Output all records precisely as written.

(Figure contents as structured data)

--- BEGIN ---

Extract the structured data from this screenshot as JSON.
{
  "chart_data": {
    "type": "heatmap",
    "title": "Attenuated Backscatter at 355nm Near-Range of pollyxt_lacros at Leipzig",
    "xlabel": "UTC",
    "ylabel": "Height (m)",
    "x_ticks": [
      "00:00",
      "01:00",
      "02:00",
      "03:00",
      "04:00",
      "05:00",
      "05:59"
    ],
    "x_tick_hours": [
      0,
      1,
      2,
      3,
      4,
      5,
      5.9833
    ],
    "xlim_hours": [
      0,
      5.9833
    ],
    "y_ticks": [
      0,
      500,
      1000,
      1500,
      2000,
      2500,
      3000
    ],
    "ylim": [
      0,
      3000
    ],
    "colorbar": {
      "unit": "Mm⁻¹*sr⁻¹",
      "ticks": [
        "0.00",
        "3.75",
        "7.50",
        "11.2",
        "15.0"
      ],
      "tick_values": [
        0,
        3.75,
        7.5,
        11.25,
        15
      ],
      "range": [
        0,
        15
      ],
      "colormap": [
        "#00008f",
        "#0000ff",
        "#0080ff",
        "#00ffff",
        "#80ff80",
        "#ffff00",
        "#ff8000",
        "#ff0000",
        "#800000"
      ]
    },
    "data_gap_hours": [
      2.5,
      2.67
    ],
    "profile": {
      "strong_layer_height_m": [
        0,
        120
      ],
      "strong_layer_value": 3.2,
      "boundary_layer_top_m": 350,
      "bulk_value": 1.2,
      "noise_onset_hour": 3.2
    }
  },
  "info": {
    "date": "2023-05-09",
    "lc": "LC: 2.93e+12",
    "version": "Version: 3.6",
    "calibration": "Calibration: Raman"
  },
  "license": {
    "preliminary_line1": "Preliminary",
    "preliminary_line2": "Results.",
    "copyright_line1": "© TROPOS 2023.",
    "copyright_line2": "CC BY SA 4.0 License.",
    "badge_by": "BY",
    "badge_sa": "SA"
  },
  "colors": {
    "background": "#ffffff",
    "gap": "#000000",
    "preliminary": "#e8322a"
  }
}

--- END ---

> **Result for this task**:
Extract the structured data from this screenshot as JSON.
{
  "chart_data": {
    "type": "heatmap",
    "title": "Attenuated Backscatter at 355nm Near-Range of pollyxt_lacros at Leipzig",
    "xlabel": "UTC",
    "ylabel": "Height (m)",
    "x_ticks": [
      "00:00",
      "01:00",
      "02:00",
      "03:00",
      "04:00",
      "05:00",
      "05:59"
    ],
    "x_tick_hours": [
      0,
      1,
      2,
      3,
      4,
      5,
      5.9833
    ],
    "xlim_hours": [
      0,
      5.9833
    ],
    "y_ticks": [
      0,
      500,
      1000,
      1500,
      2000,
      2500,
      3000
    ],
    "ylim": [
      0,
      3000
    ],
    "colorbar": {
      "unit": "Mm⁻¹*sr⁻¹",
      "ticks": [
        "0.00",
        "3.75",
        "7.50",
        "11.2",
        "15.0"
      ],
      "tick_values": [
        0,
        3.75,
        7.5,
        11.25,
        15
      ],
      "range": [
        0,
        15
      ],
      "colormap": [
        "#00008f",
        "#0000ff",
        "#0080ff",
        "#00ffff",
        "#80ff80",
        "#ffff00",
        "#ff8000",
        "#ff0000",
        "#800000"
      ]
    },
    "data_gap_hours": [
      2.5,
      2.67
    ],
    "profile": {
      "strong_layer_height_m": [
        0,
        120
      ],
      "strong_layer_value": 3.2,
      "boundary_layer_top_m": 350,
      "bulk_value": 1.2,
      "noise_onset_hour": 3.2
    }
  },
  "info": {
    "date": "2023-05-09",
    "lc": "LC: 2.93e+12",
    "version": "Version: 3.6",
    "calibration": "Calibration: Raman"
  },
  "license": {
    "preliminary_line1": "Preliminary",
    "preliminary_line2": "Results.",
    "copyright_line1": "© TROPOS 2023.",
    "copyright_line2": "CC BY SA 4.0 License.",
    "badge_by": "BY",
    "badge_sa": "SA"
  },
  "colors": {
    "background": "#ffffff",
    "gap": "#000000",
    "preliminary": "#e8322a"
  }
}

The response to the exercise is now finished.